● SHORT TASK
Return, word for word, every line that follows.

#### DATA

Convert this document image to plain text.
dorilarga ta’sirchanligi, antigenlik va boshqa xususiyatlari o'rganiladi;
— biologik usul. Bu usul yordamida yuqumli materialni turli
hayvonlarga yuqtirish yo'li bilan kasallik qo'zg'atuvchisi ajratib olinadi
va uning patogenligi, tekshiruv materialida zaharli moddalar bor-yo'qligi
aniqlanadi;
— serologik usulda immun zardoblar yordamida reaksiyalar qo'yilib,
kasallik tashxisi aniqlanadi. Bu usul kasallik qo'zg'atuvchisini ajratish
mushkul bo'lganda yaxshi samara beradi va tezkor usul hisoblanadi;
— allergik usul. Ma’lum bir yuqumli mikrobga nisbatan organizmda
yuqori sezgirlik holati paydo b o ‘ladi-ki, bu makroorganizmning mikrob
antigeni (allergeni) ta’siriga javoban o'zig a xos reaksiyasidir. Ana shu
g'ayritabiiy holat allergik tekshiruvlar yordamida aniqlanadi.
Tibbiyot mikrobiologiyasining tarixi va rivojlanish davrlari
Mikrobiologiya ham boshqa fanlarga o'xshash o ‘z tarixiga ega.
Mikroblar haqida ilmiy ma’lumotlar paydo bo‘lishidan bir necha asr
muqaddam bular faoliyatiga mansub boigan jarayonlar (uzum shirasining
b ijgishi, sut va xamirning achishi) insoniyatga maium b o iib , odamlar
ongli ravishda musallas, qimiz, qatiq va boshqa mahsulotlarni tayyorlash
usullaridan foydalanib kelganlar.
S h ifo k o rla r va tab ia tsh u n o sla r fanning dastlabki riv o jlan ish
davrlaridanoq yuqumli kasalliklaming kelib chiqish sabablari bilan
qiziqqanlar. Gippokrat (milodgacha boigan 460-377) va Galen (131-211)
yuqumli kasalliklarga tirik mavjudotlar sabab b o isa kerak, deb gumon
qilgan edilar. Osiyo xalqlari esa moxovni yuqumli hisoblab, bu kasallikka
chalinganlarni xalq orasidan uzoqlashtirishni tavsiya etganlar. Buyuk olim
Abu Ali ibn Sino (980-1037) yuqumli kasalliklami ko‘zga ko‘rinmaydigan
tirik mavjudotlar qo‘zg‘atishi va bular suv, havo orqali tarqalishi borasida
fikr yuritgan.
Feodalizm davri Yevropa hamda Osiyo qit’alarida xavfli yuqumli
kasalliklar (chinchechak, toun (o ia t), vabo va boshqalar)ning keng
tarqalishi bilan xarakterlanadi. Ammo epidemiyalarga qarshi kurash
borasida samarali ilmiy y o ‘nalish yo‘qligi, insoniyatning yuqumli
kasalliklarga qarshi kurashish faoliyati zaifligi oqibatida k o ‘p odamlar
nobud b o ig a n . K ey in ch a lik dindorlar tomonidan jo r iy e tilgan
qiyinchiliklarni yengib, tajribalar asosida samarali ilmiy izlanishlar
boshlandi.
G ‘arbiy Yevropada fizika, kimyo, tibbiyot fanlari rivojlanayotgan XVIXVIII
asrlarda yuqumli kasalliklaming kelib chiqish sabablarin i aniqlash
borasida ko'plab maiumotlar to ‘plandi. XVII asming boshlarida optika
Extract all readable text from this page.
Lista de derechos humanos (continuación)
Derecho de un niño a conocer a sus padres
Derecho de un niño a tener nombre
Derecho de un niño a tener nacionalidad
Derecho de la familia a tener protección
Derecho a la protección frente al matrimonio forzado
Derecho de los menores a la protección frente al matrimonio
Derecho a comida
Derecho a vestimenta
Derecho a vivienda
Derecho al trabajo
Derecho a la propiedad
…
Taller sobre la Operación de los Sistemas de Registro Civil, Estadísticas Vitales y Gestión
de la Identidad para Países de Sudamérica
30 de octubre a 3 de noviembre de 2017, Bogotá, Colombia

########

● SOLUTION
Convert this document image to plain text.
dorilarga ta’sirchanligi, antigenlik va boshqa xususiyatlari o'rganiladi;
— biologik usul. Bu usul yordamida yuqumli materialni turli
hayvonlarga yuqtirish yo'li bilan kasallik qo'zg'atuvchisi ajratib olinadi
va uning patogenligi, tekshiruv materialida zaharli moddalar bor-yo'qligi
aniqlanadi;
— serologik usulda immun zardoblar yordamida reaksiyalar qo'yilib,
kasallik tashxisi aniqlanadi. Bu usul kasallik qo'zg'atuvchisini ajratish
mushkul bo'lganda yaxshi samara beradi va tezkor usul hisoblanadi;
— allergik usul. Ma’lum bir yuqumli mikrobga nisbatan organizmda
yuqori sezgirlik holati paydo b o ‘ladi-ki, bu makroorganizmning mikrob
antigeni (allergeni) ta’siriga javoban o'zig a xos reaksiyasidir. Ana shu
g'ayritabiiy holat allergik tekshiruvlar yordamida aniqlanadi.
Tibbiyot mikrobiologiyasining tarixi va rivojlanish davrlari
Mikrobiologiya ham boshqa fanlarga o'xshash o ‘z tarixiga ega.
Mikroblar haqida ilmiy ma’lumotlar paydo bo‘lishidan bir necha asr
muqaddam bular faoliyatiga mansub boigan jarayonlar (uzum shirasining
b ijgishi, sut va xamirning achishi) insoniyatga maium b o iib , odamlar
ongli ravishda musallas, qimiz, qatiq va boshqa mahsulotlarni tayyorlash
usullaridan foydalanib kelganlar.
S h ifo k o rla r va tab ia tsh u n o sla r fanning dastlabki riv o jlan ish
davrlaridanoq yuqumli kasalliklaming kelib chiqish sabablari bilan
qiziqqanlar. Gippokrat (milodgacha boigan 460-377) va Galen (131-211)
yuqumli kasalliklarga tirik mavjudotlar sabab b o isa kerak, deb gumon
qilgan edilar. Osiyo xalqlari esa moxovni yuqumli hisoblab, bu kasallikka
chalinganlarni xalq orasidan uzoqlashtirishni tavsiya etganlar. Buyuk olim
Abu Ali ibn Sino (980-1037) yuqumli kasalliklami ko‘zga ko‘rinmaydigan
tirik mavjudotlar qo‘zg‘atishi va bular suv, havo orqali tarqalishi borasida
fikr yuritgan.
Feodalizm davri Yevropa hamda Osiyo qit’alarida xavfli yuqumli
kasalliklar (chinchechak, toun (o ia t), vabo va boshqalar)ning keng
tarqalishi bilan xarakterlanadi. Ammo epidemiyalarga qarshi kurash
borasida samarali ilmiy y o ‘nalish yo‘qligi, insoniyatning yuqumli
kasalliklarga qarshi kurashish faoliyati zaifligi oqibatida k o ‘p odamlar
nobud b o ig a n . K ey in ch a lik dindorlar tomonidan jo r iy e tilgan
qiyinchiliklarni yengib, tajribalar asosida samarali ilmiy izlanishlar
boshlandi.
G ‘arbiy Yevropada fizika, kimyo, tibbiyot fanlari rivojlanayotgan XVIXVIII
asrlarda yuqumli kasalliklaming kelib chiqish sabablarin i aniqlash
borasida ko'plab maiumotlar to ‘plandi. XVII asming boshlarida optika
Extract all readable text from this page.
Lista de derechos humanos (continuación)
Derecho de un niño a conocer a sus padres
Derecho de un niño a tener nombre
Derecho de un niño a tener nacionalidad
Derecho de la familia a tener protección
Derecho a la protección frente al matrimonio forzado
Derecho de los menores a la protección frente al matrimonio
Derecho a comida
Derecho a vestimenta
Derecho a vivienda
Derecho al trabajo
Derecho a la propiedad
…
Taller sobre la Operación de los Sistemas de Registro Civil, Estadísticas Vitales y Gestión
de la Identidad para Países de Sudamérica
30 de octubre a 3 de noviembre de 2017, Bogotá, Colombia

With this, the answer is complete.